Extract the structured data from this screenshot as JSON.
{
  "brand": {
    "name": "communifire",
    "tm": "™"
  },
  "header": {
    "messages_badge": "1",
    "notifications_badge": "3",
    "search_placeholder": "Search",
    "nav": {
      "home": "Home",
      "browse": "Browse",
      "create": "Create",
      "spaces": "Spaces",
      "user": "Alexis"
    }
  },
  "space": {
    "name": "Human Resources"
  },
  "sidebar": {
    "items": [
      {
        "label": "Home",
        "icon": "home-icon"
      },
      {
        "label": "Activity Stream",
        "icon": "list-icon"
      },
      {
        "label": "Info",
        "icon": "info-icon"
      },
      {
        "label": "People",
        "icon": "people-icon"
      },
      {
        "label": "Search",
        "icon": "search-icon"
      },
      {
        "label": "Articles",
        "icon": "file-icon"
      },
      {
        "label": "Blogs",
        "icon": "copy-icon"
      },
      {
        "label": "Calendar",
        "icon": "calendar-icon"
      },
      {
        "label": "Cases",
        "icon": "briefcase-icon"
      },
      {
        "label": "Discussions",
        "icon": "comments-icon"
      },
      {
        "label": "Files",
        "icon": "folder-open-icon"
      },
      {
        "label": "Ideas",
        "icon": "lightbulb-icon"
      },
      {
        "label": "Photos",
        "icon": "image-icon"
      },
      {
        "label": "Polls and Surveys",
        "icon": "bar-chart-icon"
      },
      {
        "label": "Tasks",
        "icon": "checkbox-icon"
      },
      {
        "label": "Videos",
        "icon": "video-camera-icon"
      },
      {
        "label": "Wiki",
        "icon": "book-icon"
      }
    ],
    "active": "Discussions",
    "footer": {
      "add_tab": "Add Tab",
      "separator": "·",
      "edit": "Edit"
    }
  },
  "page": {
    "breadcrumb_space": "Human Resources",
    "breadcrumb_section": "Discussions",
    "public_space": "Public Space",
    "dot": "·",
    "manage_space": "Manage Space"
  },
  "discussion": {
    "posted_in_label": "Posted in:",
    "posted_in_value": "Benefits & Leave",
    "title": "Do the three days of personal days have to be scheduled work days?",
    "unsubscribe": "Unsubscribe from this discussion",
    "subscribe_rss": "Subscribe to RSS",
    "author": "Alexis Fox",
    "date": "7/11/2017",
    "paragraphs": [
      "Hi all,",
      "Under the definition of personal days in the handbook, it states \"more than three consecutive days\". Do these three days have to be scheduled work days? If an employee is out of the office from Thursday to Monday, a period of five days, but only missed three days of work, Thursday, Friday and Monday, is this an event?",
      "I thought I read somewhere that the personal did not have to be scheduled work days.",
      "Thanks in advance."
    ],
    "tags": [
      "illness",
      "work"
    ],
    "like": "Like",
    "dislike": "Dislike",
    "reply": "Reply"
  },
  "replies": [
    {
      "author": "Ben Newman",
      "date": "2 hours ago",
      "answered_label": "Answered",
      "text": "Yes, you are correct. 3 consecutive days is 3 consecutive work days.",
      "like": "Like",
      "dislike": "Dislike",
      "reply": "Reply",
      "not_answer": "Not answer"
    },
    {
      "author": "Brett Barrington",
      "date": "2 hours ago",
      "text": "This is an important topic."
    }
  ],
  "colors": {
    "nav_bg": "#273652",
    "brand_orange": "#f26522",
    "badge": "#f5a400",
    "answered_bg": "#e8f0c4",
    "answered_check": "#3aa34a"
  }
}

****************************************

> [TO DO] Make an exact copy of the listing, including every line.

> [CORRECT RESPONSE]
Extract the structured data from this screenshot as JSON.
{
  "brand": {
    "name": "communifire",
    "tm": "™"
  },
  "header": {
    "messages_badge": "1",
    "notifications_badge": "3",
    "search_placeholder": "Search",
    "nav": {
      "home": "Home",
      "browse": "Browse",
      "create": "Create",
      "spaces": "Spaces",
      "user": "Alexis"
    }
  },
  "space": {
    "name": "Human Resources"
  },
  "sidebar": {
    "items": [
      {
        "label": "Home",
        "icon": "home-icon"
      },
      {
        "label": "Activity Stream",
        "icon": "list-icon"
      },
      {
        "label": "Info",
        "icon": "info-icon"
      },
      {
        "label": "People",
        "icon": "people-icon"
      },
      {
        "label": "Search",
        "icon": "search-icon"
      },
      {
        "label": "Articles",
        "icon": "file-icon"
      },
      {
        "label": "Blogs",
        "icon": "copy-icon"
      },
      {
        "label": "Calendar",
        "icon": "calendar-icon"
      },
      {
        "label": "Cases",
        "icon": "briefcase-icon"
      },
      {
        "label": "Discussions",
        "icon": "comments-icon"
      },
      {
        "label": "Files",
        "icon": "folder-open-icon"
      },
      {
        "label": "Ideas",
        "icon": "lightbulb-icon"
      },
      {
        "label": "Photos",
        "icon": "image-icon"
      },
      {
        "label": "Polls and Surveys",
        "icon": "bar-chart-icon"
      },
      {
        "label": "Tasks",
        "icon": "checkbox-icon"
      },
      {
        "label": "Videos",
        "icon": "video-camera-icon"
      },
      {
        "label": "Wiki",
        "icon": "book-icon"
      }
    ],
    "active": "Discussions",
    "footer": {
      "add_tab": "Add Tab",
      "separator": "·",
      "edit": "Edit"
    }
  },
  "page": {
    "breadcrumb_space": "Human Resources",
    "breadcrumb_section": "Discussions",
    "public_space": "Public Space",
    "dot": "·",
    "manage_space": "Manage Space"
  },
  "discussion": {
    "posted_in_label": "Posted in:",
    "posted_in_value": "Benefits & Leave",
    "title": "Do the three days of personal days have to be scheduled work days?",
    "unsubscribe": "Unsubscribe from this discussion",
    "subscribe_rss": "Subscribe to RSS",
    "author": "Alexis Fox",
    "date": "7/11/2017",
    "paragraphs": [
      "Hi all,",
      "Under the definition of personal days in the handbook, it states \"more than three consecutive days\". Do these three days have to be scheduled work days? If an employee is out of the office from Thursday to Monday, a period of five days, but only missed three days of work, Thursday, Friday and Monday, is this an event?",
      "I thought I read somewhere that the personal did not have to be scheduled work days.",
      "Thanks in advance."
    ],
    "tags": [
      "illness",
      "work"
    ],
    "like": "Like",
    "dislike": "Dislike",
    "reply": "Reply"
  },
  "replies": [
    {
      "author": "Ben Newman",
      "date": "2 hours ago",
      "answered_label": "Answered",
      "text": "Yes, you are correct. 3 consecutive days is 3 consecutive work days.",
      "like": "Like",
      "dislike": "Dislike",
      "reply": "Reply",
      "not_answer": "Not answer"
    },
    {
      "author": "Brett Barrington",
      "date": "2 hours ago",
      "text": "This is an important topic."
    }
  ],
  "colors": {
    "nav_bg": "#273652",
    "brand_orange": "#f26522",
    "badge": "#f5a400",
    "answered_bg": "#e8f0c4",
    "answered_check": "#3aa34a"
  }
}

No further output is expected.